__PROBLEM STATEMENT__
Locate each line below that includes "贵的有山珍海味" and reproduce it.
● ● ●
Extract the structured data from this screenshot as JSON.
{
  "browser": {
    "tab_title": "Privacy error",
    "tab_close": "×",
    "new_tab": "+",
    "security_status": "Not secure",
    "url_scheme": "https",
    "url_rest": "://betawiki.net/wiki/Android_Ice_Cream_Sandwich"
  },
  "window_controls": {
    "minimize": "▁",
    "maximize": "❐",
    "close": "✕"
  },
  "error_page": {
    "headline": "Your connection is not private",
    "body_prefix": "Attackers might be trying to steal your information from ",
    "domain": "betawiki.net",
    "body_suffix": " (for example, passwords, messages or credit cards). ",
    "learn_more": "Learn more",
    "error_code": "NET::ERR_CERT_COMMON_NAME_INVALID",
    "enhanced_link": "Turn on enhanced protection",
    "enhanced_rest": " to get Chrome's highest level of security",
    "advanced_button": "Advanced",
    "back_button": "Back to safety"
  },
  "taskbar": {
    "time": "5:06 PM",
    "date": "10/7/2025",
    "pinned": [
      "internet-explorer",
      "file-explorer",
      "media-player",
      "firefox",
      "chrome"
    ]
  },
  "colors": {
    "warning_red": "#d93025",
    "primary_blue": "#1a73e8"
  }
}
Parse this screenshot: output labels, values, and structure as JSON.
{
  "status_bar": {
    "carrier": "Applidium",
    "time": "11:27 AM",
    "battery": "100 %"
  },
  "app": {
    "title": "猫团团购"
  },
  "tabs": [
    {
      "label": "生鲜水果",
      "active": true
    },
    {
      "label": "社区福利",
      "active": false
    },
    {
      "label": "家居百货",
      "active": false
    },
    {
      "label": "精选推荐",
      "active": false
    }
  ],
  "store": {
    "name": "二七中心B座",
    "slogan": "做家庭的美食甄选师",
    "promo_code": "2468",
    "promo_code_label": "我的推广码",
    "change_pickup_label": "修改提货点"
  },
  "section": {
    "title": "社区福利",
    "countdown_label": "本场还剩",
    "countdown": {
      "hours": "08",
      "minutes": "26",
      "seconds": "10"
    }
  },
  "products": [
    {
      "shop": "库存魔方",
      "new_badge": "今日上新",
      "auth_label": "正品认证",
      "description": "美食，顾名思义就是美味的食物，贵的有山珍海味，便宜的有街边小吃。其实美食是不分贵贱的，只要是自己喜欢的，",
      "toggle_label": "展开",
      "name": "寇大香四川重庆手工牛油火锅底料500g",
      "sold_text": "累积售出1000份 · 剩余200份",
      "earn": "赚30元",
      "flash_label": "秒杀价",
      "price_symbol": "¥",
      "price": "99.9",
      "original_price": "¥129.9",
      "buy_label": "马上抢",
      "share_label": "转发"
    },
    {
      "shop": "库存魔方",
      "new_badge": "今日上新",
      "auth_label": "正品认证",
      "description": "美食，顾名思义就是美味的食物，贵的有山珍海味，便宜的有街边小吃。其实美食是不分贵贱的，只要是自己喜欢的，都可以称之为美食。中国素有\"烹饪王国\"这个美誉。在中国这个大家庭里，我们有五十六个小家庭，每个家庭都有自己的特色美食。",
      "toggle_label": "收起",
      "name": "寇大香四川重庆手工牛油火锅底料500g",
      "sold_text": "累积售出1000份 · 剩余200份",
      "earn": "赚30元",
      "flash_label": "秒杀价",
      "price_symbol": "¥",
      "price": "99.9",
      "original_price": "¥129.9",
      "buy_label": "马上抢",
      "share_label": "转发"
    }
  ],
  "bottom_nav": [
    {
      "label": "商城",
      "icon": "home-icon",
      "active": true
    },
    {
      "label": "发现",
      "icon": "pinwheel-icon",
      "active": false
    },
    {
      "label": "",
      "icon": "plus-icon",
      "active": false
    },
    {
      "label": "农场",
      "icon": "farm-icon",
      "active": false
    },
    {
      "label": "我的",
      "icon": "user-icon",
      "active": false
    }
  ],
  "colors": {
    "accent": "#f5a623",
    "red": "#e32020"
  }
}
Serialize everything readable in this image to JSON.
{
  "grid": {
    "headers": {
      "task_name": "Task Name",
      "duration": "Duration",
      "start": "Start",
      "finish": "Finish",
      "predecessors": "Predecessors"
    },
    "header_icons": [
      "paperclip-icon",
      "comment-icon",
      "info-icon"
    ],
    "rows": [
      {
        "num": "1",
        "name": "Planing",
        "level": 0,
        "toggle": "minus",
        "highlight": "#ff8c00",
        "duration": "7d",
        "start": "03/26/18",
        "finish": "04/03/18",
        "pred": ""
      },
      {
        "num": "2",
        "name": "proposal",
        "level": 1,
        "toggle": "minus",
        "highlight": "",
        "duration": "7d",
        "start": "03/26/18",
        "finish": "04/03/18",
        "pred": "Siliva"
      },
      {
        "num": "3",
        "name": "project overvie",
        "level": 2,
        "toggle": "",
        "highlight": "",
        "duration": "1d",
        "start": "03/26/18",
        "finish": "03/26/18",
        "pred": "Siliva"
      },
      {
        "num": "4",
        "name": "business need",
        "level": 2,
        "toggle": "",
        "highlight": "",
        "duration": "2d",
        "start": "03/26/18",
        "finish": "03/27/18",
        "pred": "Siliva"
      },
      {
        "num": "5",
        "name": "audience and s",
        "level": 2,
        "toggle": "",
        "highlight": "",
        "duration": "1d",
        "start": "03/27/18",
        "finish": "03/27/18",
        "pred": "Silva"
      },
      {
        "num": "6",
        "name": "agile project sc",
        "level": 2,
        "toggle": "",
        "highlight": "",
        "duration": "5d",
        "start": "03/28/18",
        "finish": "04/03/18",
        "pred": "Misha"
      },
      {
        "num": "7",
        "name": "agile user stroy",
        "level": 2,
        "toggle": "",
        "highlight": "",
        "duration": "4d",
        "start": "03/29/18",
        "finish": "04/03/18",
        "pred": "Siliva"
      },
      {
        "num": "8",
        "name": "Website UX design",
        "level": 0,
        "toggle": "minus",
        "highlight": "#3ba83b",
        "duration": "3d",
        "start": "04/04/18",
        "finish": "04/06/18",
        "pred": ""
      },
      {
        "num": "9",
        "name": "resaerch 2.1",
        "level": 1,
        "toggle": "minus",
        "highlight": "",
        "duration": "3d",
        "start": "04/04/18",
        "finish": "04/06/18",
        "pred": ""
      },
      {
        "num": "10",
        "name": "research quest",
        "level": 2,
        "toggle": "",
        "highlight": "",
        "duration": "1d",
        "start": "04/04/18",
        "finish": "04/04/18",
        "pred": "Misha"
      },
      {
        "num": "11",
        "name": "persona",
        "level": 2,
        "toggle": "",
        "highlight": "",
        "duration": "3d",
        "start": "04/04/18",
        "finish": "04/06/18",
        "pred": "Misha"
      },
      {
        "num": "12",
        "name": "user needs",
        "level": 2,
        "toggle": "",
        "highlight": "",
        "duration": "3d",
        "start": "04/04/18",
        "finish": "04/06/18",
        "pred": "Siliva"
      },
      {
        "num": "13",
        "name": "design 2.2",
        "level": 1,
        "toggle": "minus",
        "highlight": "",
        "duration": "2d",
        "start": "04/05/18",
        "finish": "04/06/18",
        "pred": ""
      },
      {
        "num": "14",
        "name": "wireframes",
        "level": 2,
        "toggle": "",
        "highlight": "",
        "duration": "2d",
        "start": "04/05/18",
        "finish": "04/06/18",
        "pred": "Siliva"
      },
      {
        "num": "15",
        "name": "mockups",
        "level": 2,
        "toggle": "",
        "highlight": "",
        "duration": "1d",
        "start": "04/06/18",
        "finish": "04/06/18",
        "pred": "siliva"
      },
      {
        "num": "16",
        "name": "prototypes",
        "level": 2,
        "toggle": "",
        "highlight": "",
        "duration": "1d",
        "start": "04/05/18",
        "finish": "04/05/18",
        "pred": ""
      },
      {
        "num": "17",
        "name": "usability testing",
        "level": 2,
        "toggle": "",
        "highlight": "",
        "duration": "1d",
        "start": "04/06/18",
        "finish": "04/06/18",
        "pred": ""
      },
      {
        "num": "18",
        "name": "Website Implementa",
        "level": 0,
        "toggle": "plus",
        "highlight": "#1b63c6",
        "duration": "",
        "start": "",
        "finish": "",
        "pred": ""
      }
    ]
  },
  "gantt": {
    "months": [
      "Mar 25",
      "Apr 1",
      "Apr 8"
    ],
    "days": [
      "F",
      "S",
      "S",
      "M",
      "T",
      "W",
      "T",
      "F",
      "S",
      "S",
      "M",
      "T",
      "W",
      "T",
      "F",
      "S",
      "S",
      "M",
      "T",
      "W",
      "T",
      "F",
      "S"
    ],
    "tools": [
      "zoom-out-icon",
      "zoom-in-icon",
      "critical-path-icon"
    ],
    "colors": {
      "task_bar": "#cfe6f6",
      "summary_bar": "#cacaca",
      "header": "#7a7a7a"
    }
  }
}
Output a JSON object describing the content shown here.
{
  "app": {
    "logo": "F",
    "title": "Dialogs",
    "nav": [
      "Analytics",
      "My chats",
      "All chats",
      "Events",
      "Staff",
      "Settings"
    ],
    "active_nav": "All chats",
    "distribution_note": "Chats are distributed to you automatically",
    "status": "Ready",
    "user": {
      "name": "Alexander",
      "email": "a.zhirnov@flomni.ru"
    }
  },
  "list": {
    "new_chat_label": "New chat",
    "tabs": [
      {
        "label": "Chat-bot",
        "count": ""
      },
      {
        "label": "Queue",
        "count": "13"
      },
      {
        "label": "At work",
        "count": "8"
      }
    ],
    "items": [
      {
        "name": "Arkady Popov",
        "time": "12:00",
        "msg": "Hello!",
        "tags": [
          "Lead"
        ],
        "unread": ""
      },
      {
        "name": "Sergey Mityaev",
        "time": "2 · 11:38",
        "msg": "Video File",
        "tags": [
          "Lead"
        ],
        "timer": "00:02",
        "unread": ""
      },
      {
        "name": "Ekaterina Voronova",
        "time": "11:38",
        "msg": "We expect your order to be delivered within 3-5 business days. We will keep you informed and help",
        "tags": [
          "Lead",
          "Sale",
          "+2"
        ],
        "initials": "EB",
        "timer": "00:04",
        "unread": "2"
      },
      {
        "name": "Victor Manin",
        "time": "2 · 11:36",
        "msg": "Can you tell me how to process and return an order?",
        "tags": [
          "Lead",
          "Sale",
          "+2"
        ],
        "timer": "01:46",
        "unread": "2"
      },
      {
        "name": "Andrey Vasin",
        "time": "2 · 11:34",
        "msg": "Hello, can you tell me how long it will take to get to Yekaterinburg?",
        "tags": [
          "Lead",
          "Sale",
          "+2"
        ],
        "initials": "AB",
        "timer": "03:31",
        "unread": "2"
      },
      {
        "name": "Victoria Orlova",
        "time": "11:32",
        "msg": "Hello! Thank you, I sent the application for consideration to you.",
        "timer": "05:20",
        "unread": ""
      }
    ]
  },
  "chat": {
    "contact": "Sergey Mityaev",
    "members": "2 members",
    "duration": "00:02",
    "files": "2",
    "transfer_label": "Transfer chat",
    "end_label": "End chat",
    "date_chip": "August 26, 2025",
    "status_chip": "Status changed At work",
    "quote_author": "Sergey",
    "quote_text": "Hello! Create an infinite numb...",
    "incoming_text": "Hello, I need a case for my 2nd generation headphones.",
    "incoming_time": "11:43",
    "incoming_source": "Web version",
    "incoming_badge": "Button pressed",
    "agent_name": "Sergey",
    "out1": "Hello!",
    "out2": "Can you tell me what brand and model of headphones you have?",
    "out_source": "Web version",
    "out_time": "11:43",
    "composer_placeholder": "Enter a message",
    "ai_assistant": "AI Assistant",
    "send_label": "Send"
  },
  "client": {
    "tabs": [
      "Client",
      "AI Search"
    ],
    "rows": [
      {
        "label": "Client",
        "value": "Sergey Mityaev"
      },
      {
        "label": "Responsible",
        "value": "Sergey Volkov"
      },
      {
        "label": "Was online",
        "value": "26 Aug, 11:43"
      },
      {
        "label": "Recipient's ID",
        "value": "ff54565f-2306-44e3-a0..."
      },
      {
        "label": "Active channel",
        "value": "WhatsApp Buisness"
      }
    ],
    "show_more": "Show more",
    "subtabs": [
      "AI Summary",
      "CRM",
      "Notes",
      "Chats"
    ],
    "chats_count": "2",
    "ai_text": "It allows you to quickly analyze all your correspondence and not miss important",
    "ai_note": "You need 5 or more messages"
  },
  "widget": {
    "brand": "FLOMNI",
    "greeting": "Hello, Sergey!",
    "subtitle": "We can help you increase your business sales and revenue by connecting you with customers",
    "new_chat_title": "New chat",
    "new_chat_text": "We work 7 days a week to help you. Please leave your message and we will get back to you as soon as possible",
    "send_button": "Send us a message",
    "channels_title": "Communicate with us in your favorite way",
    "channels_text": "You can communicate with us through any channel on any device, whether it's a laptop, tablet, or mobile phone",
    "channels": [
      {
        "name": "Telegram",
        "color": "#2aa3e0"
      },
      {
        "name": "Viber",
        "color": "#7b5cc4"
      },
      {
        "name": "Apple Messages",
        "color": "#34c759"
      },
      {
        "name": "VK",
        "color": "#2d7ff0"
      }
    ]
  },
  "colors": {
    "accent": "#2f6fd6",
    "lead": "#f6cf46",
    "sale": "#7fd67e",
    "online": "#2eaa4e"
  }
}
● ● ●
__THE RESULT__
      "description": "美食，顾名思义就是美味的食物，贵的有山珍海味，便宜的有街边小吃。其实美食是不分贵贱的，只要是自己喜欢的，",
      "description": "美食，顾名思义就是美味的食物，贵的有山珍海味，便宜的有街边小吃。其实美食是不分贵贱的，只要是自己喜欢的，都可以称之为美食。中国素有\"烹饪王国\"这个美誉。在中国这个大家庭里，我们有五十六个小家庭，每个家庭都有自己的特色美食。",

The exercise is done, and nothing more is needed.